**Task directions:** Pull each line holding "число" out of the entries below.
--- BEGIN Information given ---
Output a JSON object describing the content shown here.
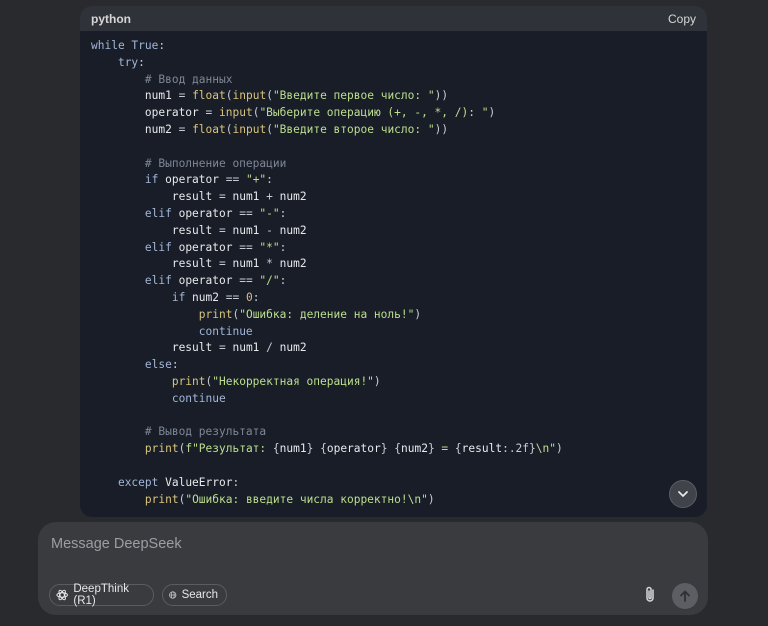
{
  "code_block": {
    "language": "python",
    "copy_label": "Copy",
    "lines": [
      [
        {
          "t": "kw",
          "v": "while True"
        },
        {
          "t": "op",
          "v": ":"
        }
      ],
      [
        {
          "t": "sp",
          "v": "    "
        },
        {
          "t": "kw",
          "v": "try"
        },
        {
          "t": "op",
          "v": ":"
        }
      ],
      [
        {
          "t": "sp",
          "v": "        "
        },
        {
          "t": "cmt",
          "v": "# Ввод данных"
        }
      ],
      [
        {
          "t": "sp",
          "v": "        "
        },
        {
          "t": "var",
          "v": "num1"
        },
        {
          "t": "op",
          "v": " = "
        },
        {
          "t": "fn",
          "v": "float"
        },
        {
          "t": "op",
          "v": "("
        },
        {
          "t": "fn",
          "v": "input"
        },
        {
          "t": "op",
          "v": "("
        },
        {
          "t": "str",
          "v": "\"Введите первое число: \""
        },
        {
          "t": "op",
          "v": "))"
        }
      ],
      [
        {
          "t": "sp",
          "v": "        "
        },
        {
          "t": "var",
          "v": "operator"
        },
        {
          "t": "op",
          "v": " = "
        },
        {
          "t": "fn",
          "v": "input"
        },
        {
          "t": "op",
          "v": "("
        },
        {
          "t": "str",
          "v": "\"Выберите операцию (+, -, *, /): \""
        },
        {
          "t": "op",
          "v": ")"
        }
      ],
      [
        {
          "t": "sp",
          "v": "        "
        },
        {
          "t": "var",
          "v": "num2"
        },
        {
          "t": "op",
          "v": " = "
        },
        {
          "t": "fn",
          "v": "float"
        },
        {
          "t": "op",
          "v": "("
        },
        {
          "t": "fn",
          "v": "input"
        },
        {
          "t": "op",
          "v": "("
        },
        {
          "t": "str",
          "v": "\"Введите второе число: \""
        },
        {
          "t": "op",
          "v": "))"
        }
      ],
      [],
      [
        {
          "t": "sp",
          "v": "        "
        },
        {
          "t": "cmt",
          "v": "# Выполнение операции"
        }
      ],
      [
        {
          "t": "sp",
          "v": "        "
        },
        {
          "t": "kw",
          "v": "if"
        },
        {
          "t": "var",
          "v": " operator"
        },
        {
          "t": "op",
          "v": " == "
        },
        {
          "t": "str",
          "v": "\"+\""
        },
        {
          "t": "op",
          "v": ":"
        }
      ],
      [
        {
          "t": "sp",
          "v": "            "
        },
        {
          "t": "var",
          "v": "result"
        },
        {
          "t": "op",
          "v": " = "
        },
        {
          "t": "var",
          "v": "num1"
        },
        {
          "t": "op",
          "v": " + "
        },
        {
          "t": "var",
          "v": "num2"
        }
      ],
      [
        {
          "t": "sp",
          "v": "        "
        },
        {
          "t": "kw",
          "v": "elif"
        },
        {
          "t": "var",
          "v": " operator"
        },
        {
          "t": "op",
          "v": " == "
        },
        {
          "t": "str",
          "v": "\"-\""
        },
        {
          "t": "op",
          "v": ":"
        }
      ],
      [
        {
          "t": "sp",
          "v": "            "
        },
        {
          "t": "var",
          "v": "result"
        },
        {
          "t": "op",
          "v": " = "
        },
        {
          "t": "var",
          "v": "num1"
        },
        {
          "t": "op",
          "v": " - "
        },
        {
          "t": "var",
          "v": "num2"
        }
      ],
      [
        {
          "t": "sp",
          "v": "        "
        },
        {
          "t": "kw",
          "v": "elif"
        },
        {
          "t": "var",
          "v": " operator"
        },
        {
          "t": "op",
          "v": " == "
        },
        {
          "t": "str",
          "v": "\"*\""
        },
        {
          "t": "op",
          "v": ":"
        }
      ],
      [
        {
          "t": "sp",
          "v": "            "
        },
        {
          "t": "var",
          "v": "result"
        },
        {
          "t": "op",
          "v": " = "
        },
        {
          "t": "var",
          "v": "num1"
        },
        {
          "t": "op",
          "v": " * "
        },
        {
          "t": "var",
          "v": "num2"
        }
      ],
      [
        {
          "t": "sp",
          "v": "        "
        },
        {
          "t": "kw",
          "v": "elif"
        },
        {
          "t": "var",
          "v": " operator"
        },
        {
          "t": "op",
          "v": " == "
        },
        {
          "t": "str",
          "v": "\"/\""
        },
        {
          "t": "op",
          "v": ":"
        }
      ],
      [
        {
          "t": "sp",
          "v": "            "
        },
        {
          "t": "kw",
          "v": "if"
        },
        {
          "t": "var",
          "v": " num2"
        },
        {
          "t": "op",
          "v": " == "
        },
        {
          "t": "num",
          "v": "0"
        },
        {
          "t": "op",
          "v": ":"
        }
      ],
      [
        {
          "t": "sp",
          "v": "                "
        },
        {
          "t": "fn",
          "v": "print"
        },
        {
          "t": "op",
          "v": "("
        },
        {
          "t": "str",
          "v": "\"Ошибка: деление на ноль!\""
        },
        {
          "t": "op",
          "v": ")"
        }
      ],
      [
        {
          "t": "sp",
          "v": "                "
        },
        {
          "t": "kw",
          "v": "continue"
        }
      ],
      [
        {
          "t": "sp",
          "v": "            "
        },
        {
          "t": "var",
          "v": "result"
        },
        {
          "t": "op",
          "v": " = "
        },
        {
          "t": "var",
          "v": "num1"
        },
        {
          "t": "op",
          "v": " / "
        },
        {
          "t": "var",
          "v": "num2"
        }
      ],
      [
        {
          "t": "sp",
          "v": "        "
        },
        {
          "t": "kw",
          "v": "else"
        },
        {
          "t": "op",
          "v": ":"
        }
      ],
      [
        {
          "t": "sp",
          "v": "            "
        },
        {
          "t": "fn",
          "v": "print"
        },
        {
          "t": "op",
          "v": "("
        },
        {
          "t": "str",
          "v": "\"Некорректная операция!\""
        },
        {
          "t": "op",
          "v": ")"
        }
      ],
      [
        {
          "t": "sp",
          "v": "            "
        },
        {
          "t": "kw",
          "v": "continue"
        }
      ],
      [],
      [
        {
          "t": "sp",
          "v": "        "
        },
        {
          "t": "cmt",
          "v": "# Вывод результата"
        }
      ],
      [
        {
          "t": "sp",
          "v": "        "
        },
        {
          "t": "fn",
          "v": "print"
        },
        {
          "t": "op",
          "v": "("
        },
        {
          "t": "str",
          "v": "f\"Результат: "
        },
        {
          "t": "op",
          "v": "{"
        },
        {
          "t": "var",
          "v": "num1"
        },
        {
          "t": "op",
          "v": "}"
        },
        {
          "t": "str",
          "v": " "
        },
        {
          "t": "op",
          "v": "{"
        },
        {
          "t": "var",
          "v": "operator"
        },
        {
          "t": "op",
          "v": "}"
        },
        {
          "t": "str",
          "v": " "
        },
        {
          "t": "op",
          "v": "{"
        },
        {
          "t": "var",
          "v": "num2"
        },
        {
          "t": "op",
          "v": "}"
        },
        {
          "t": "str",
          "v": " = "
        },
        {
          "t": "op",
          "v": "{"
        },
        {
          "t": "var",
          "v": "result"
        },
        {
          "t": "op",
          "v": ":.2f}"
        },
        {
          "t": "str",
          "v": "\\n\""
        },
        {
          "t": "op",
          "v": ")"
        }
      ],
      [],
      [
        {
          "t": "sp",
          "v": "    "
        },
        {
          "t": "kw",
          "v": "except"
        },
        {
          "t": "var",
          "v": " ValueError"
        },
        {
          "t": "op",
          "v": ":"
        }
      ],
      [
        {
          "t": "sp",
          "v": "        "
        },
        {
          "t": "fn",
          "v": "print"
        },
        {
          "t": "op",
          "v": "("
        },
        {
          "t": "str",
          "v": "\"Ошибка: введите числа корректно!\\n\""
        },
        {
          "t": "op",
          "v": ")"
        }
      ]
    ]
  },
  "composer": {
    "placeholder": "Message DeepSeek",
    "deepthink_label": "DeepThink (R1)",
    "search_label": "Search"
  },
  "icons": {
    "scroll": "chevron-down-icon",
    "deepthink": "atom-icon",
    "search": "globe-icon",
    "attach": "paperclip-icon",
    "send": "arrow-up-icon"
  },
  "colors": {
    "background": "#292a2d",
    "code_bg": "#181d27",
    "input_bg": "#3a3b3f"
  }
}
--- END Information given ---
**Answer below:**
          "v": "\"Введите первое число: \""
          "v": "\"Введите второе число: \""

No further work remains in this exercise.